-- BEGIN --

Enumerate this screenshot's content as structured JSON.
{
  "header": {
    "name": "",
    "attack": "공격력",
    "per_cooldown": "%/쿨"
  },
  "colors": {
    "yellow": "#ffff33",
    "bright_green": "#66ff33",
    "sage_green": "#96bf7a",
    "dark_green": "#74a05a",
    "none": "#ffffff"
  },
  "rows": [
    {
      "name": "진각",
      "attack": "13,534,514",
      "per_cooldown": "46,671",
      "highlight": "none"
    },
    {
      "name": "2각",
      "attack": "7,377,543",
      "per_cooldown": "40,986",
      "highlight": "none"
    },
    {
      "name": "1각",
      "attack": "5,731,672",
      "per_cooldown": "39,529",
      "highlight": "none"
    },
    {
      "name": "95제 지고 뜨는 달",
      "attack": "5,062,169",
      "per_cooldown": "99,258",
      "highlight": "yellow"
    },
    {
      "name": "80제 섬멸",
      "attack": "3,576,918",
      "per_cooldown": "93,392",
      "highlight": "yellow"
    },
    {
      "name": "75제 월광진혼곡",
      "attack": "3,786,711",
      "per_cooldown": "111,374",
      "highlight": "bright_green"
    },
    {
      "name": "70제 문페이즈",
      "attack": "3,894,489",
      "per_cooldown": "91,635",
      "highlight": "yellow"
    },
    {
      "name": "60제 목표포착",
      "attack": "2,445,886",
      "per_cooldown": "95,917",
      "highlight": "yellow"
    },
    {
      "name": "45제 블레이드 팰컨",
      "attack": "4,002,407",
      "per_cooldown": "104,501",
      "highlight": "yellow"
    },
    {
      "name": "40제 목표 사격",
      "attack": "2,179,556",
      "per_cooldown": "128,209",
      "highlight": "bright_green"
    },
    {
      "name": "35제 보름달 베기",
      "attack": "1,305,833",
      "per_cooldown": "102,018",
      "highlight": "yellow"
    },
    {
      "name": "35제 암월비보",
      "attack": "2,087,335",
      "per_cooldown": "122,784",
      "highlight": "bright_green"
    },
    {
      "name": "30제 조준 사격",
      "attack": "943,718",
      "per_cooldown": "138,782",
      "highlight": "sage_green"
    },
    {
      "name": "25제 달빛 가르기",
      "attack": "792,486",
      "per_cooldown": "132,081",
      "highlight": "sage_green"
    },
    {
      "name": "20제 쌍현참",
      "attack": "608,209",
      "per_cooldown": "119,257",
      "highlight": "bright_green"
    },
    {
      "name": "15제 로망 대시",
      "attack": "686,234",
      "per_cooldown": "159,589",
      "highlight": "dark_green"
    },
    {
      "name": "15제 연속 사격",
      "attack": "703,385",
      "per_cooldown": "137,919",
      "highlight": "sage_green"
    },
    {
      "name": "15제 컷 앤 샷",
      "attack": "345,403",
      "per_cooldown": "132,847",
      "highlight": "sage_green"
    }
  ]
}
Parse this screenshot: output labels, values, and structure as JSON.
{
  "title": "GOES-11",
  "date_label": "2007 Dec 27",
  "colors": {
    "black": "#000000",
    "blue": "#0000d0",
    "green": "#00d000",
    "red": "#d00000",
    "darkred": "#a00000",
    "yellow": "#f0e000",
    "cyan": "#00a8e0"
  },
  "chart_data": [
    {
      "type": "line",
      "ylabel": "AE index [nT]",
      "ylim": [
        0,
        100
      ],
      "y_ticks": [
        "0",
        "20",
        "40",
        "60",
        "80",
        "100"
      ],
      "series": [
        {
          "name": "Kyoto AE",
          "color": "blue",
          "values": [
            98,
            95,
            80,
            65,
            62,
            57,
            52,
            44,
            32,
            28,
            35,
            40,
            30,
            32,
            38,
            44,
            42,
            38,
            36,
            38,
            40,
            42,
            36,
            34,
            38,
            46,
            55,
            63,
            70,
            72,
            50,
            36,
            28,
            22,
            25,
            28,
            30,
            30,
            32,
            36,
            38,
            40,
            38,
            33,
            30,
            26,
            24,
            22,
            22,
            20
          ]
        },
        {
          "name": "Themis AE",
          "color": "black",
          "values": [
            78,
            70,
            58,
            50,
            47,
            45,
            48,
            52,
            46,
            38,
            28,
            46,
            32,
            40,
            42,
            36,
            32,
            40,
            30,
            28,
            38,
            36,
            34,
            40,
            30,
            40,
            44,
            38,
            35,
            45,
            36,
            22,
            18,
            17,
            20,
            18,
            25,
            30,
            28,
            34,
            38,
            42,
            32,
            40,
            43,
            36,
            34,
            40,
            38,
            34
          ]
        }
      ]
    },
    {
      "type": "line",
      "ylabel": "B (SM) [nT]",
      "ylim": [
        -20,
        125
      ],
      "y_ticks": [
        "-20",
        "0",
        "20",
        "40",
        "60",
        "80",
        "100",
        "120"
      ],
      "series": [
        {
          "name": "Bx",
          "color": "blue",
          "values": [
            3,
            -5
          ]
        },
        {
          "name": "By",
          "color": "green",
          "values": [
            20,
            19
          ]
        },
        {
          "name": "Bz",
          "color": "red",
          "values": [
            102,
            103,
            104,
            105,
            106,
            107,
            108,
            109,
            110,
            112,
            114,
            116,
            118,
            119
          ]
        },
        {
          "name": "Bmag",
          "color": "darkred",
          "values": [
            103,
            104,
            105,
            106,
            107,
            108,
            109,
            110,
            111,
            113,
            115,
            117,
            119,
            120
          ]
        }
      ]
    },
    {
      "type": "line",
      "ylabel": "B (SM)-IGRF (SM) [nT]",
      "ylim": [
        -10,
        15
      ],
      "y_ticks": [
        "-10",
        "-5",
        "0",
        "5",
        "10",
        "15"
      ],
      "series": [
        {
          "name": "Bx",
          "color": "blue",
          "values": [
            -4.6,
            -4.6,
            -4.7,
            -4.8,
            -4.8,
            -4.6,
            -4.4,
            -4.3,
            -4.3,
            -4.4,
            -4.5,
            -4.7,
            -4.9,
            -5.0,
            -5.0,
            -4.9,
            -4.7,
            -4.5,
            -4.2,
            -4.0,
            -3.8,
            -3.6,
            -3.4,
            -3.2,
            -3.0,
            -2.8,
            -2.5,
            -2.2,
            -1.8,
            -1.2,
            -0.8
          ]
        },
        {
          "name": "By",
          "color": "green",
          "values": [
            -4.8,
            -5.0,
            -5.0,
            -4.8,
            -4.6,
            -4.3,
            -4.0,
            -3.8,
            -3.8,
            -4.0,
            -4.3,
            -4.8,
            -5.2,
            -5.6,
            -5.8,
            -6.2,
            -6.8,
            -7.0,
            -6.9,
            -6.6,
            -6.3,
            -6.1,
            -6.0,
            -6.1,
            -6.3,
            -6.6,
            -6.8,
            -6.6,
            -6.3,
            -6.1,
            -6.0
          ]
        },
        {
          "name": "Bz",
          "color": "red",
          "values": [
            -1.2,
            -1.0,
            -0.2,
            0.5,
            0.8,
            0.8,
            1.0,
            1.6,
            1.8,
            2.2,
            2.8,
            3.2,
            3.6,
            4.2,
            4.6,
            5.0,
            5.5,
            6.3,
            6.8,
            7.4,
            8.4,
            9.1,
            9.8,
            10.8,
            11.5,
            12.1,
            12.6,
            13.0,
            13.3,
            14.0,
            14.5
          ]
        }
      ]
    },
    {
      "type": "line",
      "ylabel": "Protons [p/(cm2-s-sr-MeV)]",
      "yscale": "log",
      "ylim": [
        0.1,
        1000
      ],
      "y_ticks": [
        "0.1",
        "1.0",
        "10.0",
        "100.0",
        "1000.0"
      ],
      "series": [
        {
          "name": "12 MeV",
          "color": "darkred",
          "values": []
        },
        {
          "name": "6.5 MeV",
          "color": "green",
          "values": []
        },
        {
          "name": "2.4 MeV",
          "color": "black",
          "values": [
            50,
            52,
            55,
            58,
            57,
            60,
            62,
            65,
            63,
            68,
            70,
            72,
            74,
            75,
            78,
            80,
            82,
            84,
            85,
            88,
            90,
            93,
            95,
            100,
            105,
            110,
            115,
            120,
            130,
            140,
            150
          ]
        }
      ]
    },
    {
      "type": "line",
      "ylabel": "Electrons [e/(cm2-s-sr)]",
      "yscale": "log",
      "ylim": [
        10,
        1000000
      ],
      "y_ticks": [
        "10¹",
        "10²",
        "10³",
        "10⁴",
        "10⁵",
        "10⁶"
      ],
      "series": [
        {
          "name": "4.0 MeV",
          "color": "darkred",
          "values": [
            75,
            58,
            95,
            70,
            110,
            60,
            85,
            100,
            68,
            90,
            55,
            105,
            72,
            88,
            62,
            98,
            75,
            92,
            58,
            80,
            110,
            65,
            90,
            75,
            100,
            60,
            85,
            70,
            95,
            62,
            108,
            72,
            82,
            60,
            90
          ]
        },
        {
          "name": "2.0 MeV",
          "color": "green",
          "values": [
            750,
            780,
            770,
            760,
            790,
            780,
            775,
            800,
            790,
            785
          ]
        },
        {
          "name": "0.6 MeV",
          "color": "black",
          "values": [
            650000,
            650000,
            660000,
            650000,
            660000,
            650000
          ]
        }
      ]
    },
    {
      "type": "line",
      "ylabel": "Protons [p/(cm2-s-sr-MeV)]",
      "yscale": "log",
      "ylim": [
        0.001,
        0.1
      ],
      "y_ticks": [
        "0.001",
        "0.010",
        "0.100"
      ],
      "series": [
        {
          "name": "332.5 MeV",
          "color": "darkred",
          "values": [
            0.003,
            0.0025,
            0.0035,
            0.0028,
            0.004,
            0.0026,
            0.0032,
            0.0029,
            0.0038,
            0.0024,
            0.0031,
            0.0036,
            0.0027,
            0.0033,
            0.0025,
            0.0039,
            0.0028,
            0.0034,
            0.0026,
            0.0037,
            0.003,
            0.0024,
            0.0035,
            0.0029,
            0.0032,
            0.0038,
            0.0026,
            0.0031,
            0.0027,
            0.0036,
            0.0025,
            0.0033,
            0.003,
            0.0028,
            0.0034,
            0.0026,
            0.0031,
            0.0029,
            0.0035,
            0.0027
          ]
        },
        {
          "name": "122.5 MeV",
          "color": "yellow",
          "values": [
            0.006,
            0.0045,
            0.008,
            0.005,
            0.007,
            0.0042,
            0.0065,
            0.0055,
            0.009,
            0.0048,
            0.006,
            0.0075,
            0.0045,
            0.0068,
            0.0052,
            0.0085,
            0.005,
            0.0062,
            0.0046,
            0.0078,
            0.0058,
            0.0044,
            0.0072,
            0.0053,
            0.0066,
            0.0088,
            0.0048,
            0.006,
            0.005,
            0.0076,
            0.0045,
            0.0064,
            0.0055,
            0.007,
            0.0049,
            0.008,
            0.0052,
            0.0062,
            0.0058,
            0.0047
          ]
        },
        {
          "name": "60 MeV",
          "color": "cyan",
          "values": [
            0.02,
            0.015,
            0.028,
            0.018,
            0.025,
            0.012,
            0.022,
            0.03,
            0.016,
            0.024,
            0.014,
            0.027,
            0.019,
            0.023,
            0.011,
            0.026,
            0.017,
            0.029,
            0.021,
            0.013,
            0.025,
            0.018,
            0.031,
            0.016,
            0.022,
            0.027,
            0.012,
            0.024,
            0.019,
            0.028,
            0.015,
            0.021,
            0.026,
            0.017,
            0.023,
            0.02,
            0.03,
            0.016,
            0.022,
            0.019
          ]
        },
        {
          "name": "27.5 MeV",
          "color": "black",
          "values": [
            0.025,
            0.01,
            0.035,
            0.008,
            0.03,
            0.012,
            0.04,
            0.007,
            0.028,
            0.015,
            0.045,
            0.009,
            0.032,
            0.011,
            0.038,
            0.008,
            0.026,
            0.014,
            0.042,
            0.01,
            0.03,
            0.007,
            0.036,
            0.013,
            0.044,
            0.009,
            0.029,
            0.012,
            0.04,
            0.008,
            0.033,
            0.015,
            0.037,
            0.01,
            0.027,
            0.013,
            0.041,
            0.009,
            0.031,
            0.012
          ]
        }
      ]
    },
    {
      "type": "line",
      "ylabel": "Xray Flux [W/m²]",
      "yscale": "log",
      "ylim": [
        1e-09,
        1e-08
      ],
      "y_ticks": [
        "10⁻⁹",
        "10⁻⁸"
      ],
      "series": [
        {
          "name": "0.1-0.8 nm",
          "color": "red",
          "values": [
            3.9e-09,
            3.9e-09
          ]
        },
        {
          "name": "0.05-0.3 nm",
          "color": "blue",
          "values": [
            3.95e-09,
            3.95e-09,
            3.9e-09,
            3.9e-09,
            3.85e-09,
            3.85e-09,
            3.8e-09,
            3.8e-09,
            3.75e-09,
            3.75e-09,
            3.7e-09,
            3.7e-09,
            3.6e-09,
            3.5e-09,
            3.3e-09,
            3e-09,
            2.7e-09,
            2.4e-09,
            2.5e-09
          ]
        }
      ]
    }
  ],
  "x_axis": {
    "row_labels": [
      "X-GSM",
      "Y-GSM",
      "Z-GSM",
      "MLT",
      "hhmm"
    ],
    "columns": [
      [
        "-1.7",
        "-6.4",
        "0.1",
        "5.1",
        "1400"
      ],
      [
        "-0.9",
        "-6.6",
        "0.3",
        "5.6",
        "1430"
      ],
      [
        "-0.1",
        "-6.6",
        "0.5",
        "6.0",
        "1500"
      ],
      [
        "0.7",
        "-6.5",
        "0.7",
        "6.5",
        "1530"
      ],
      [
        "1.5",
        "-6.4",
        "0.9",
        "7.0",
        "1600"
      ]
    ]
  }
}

-- END --

DIRECTIONS FOR THIS TASK: Sift the material for lines with the string "screenshot". Copy each one found.

SOLUTION TO THIS TASK:
Enumerate this screenshot's content as structured JSON.
Parse this screenshot: output labels, values, and structure as JSON.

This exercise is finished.